### Provided material
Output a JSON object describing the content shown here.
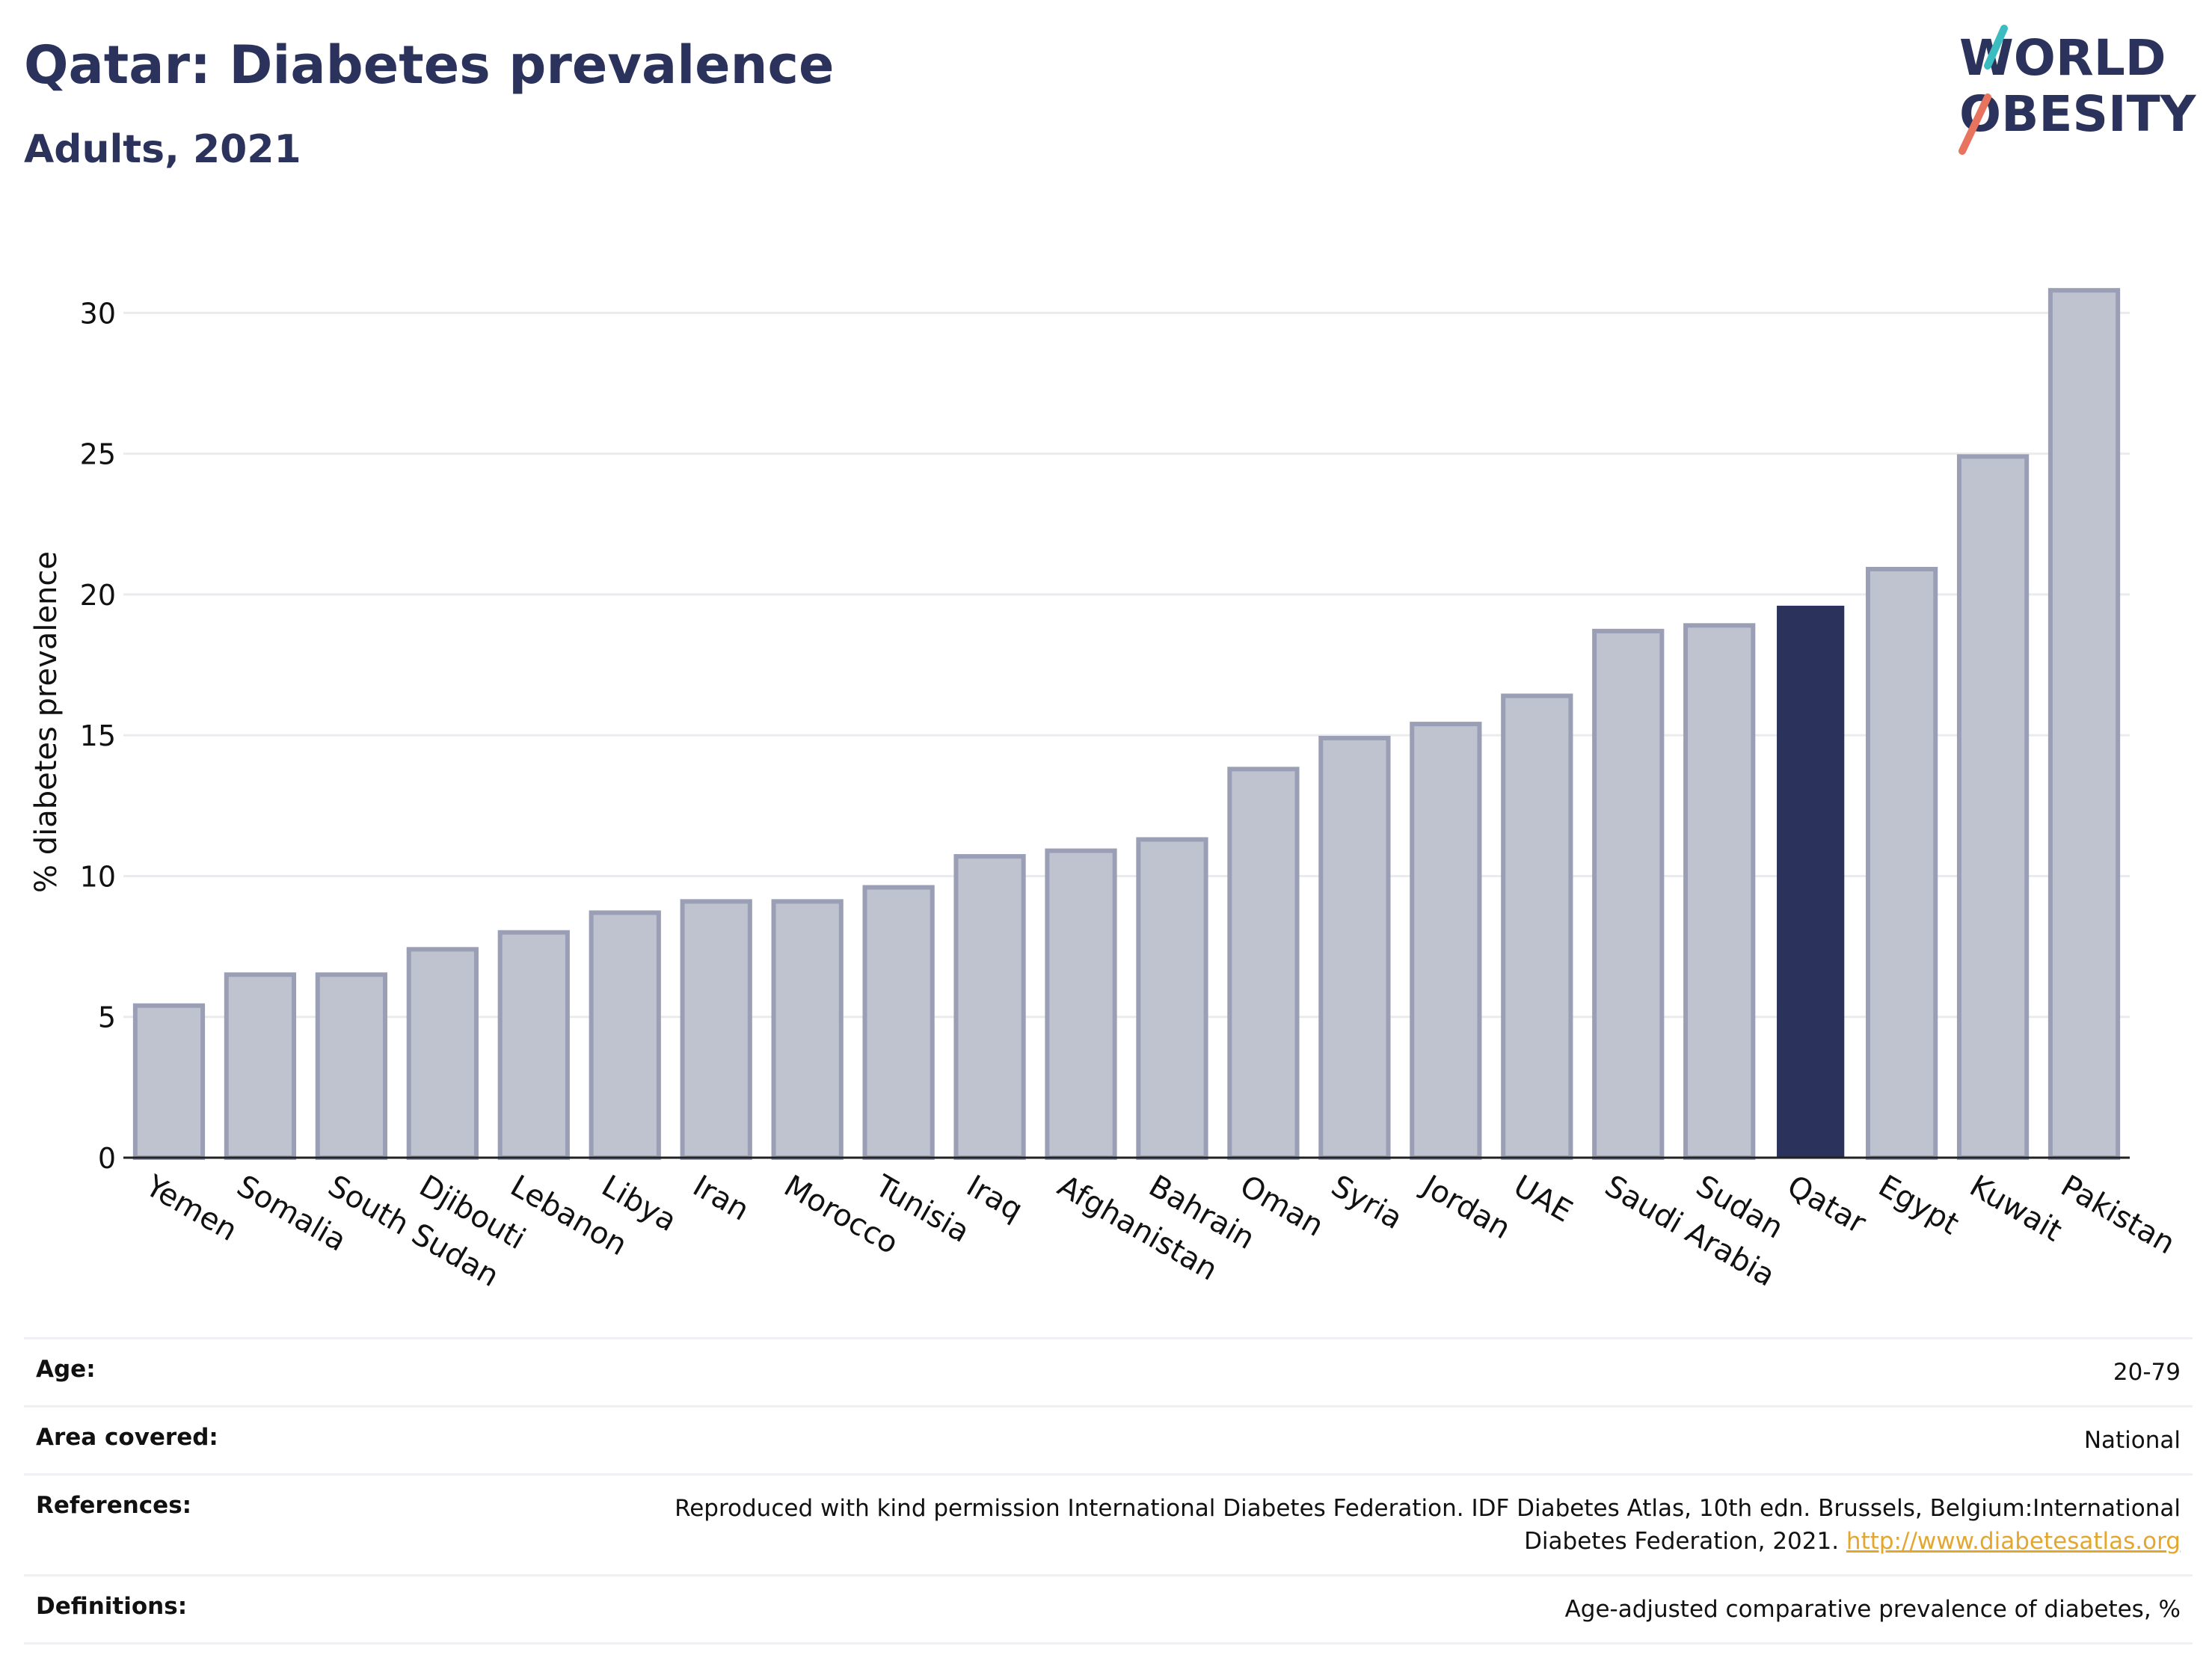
{
  "header": {
    "title": "Qatar: Diabetes prevalence",
    "subtitle": "Adults, 2021",
    "logo_line1": "WORLD",
    "logo_line2": "OBESITY"
  },
  "colors": {
    "bar_default": "#bfc2cf",
    "bar_border": "#9a9fb6",
    "bar_highlight": "#2b335c",
    "title": "#2b335c",
    "logo_teal": "#3bbcc1",
    "logo_coral": "#e8735f",
    "link": "#e3a72f"
  },
  "chart_data": {
    "type": "bar",
    "title": "Qatar: Diabetes prevalence",
    "subtitle": "Adults, 2021",
    "ylabel": "% diabetes prevalence",
    "xlabel": "",
    "ylim": [
      0,
      32
    ],
    "yticks": [
      0,
      5,
      10,
      15,
      20,
      25,
      30
    ],
    "grid": true,
    "highlight": "Qatar",
    "categories": [
      "Yemen",
      "Somalia",
      "South Sudan",
      "Djibouti",
      "Lebanon",
      "Libya",
      "Iran",
      "Morocco",
      "Tunisia",
      "Iraq",
      "Afghanistan",
      "Bahrain",
      "Oman",
      "Syria",
      "Jordan",
      "UAE",
      "Saudi Arabia",
      "Sudan",
      "Qatar",
      "Egypt",
      "Kuwait",
      "Pakistan"
    ],
    "values": [
      5.4,
      6.5,
      6.5,
      7.4,
      8.0,
      8.7,
      9.1,
      9.1,
      9.6,
      10.7,
      10.9,
      11.3,
      13.8,
      14.9,
      15.4,
      16.4,
      18.7,
      18.9,
      19.6,
      20.9,
      24.9,
      30.8
    ]
  },
  "footer": {
    "rows": [
      {
        "label": "Age:",
        "value": "20-79"
      },
      {
        "label": "Area covered:",
        "value": "National"
      },
      {
        "label": "References:",
        "value": "Reproduced with kind permission International Diabetes Federation.  IDF Diabetes Atlas, 10th edn. Brussels, Belgium:International Diabetes Federation, 2021.",
        "link": "http://www.diabetesatlas.org"
      },
      {
        "label": "Definitions:",
        "value": "Age-adjusted comparative prevalence of diabetes, %"
      }
    ]
  }
}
######
Do this: Make an exact copy of every entry above, minus the images.

Written answer:
Output a JSON object describing the content shown here.
{
  "header": {
    "title": "Qatar: Diabetes prevalence",
    "subtitle": "Adults, 2021",
    "logo_line1": "WORLD",
    "logo_line2": "OBESITY"
  },
  "colors": {
    "bar_default": "#bfc2cf",
    "bar_border": "#9a9fb6",
    "bar_highlight": "#2b335c",
    "title": "#2b335c",
    "logo_teal": "#3bbcc1",
    "logo_coral": "#e8735f",
    "link": "#e3a72f"
  },
  "chart_data": {
    "type": "bar",
    "title": "Qatar: Diabetes prevalence",
    "subtitle": "Adults, 2021",
    "ylabel": "% diabetes prevalence",
    "xlabel": "",
    "ylim": [
      0,
      32
    ],
    "yticks": [
      0,
      5,
      10,
      15,
      20,
      25,
      30
    ],
    "grid": true,
    "highlight": "Qatar",
    "categories": [
      "Yemen",
      "Somalia",
      "South Sudan",
      "Djibouti",
      "Lebanon",
      "Libya",
      "Iran",
      "Morocco",
      "Tunisia",
      "Iraq",
      "Afghanistan",
      "Bahrain",
      "Oman",
      "Syria",
      "Jordan",
      "UAE",
      "Saudi Arabia",
      "Sudan",
      "Qatar",
      "Egypt",
      "Kuwait",
      "Pakistan"
    ],
    "values": [
      5.4,
      6.5,
      6.5,
      7.4,
      8.0,
      8.7,
      9.1,
      9.1,
      9.6,
      10.7,
      10.9,
      11.3,
      13.8,
      14.9,
      15.4,
      16.4,
      18.7,
      18.9,
      19.6,
      20.9,
      24.9,
      30.8
    ]
  },
  "footer": {
    "rows": [
      {
        "label": "Age:",
        "value": "20-79"
      },
      {
        "label": "Area covered:",
        "value": "National"
      },
      {
        "label": "References:",
        "value": "Reproduced with kind permission International Diabetes Federation.  IDF Diabetes Atlas, 10th edn. Brussels, Belgium:International Diabetes Federation, 2021.",
        "link": "http://www.diabetesatlas.org"
      },
      {
        "label": "Definitions:",
        "value": "Age-adjusted comparative prevalence of diabetes, %"
      }
    ]
  }
}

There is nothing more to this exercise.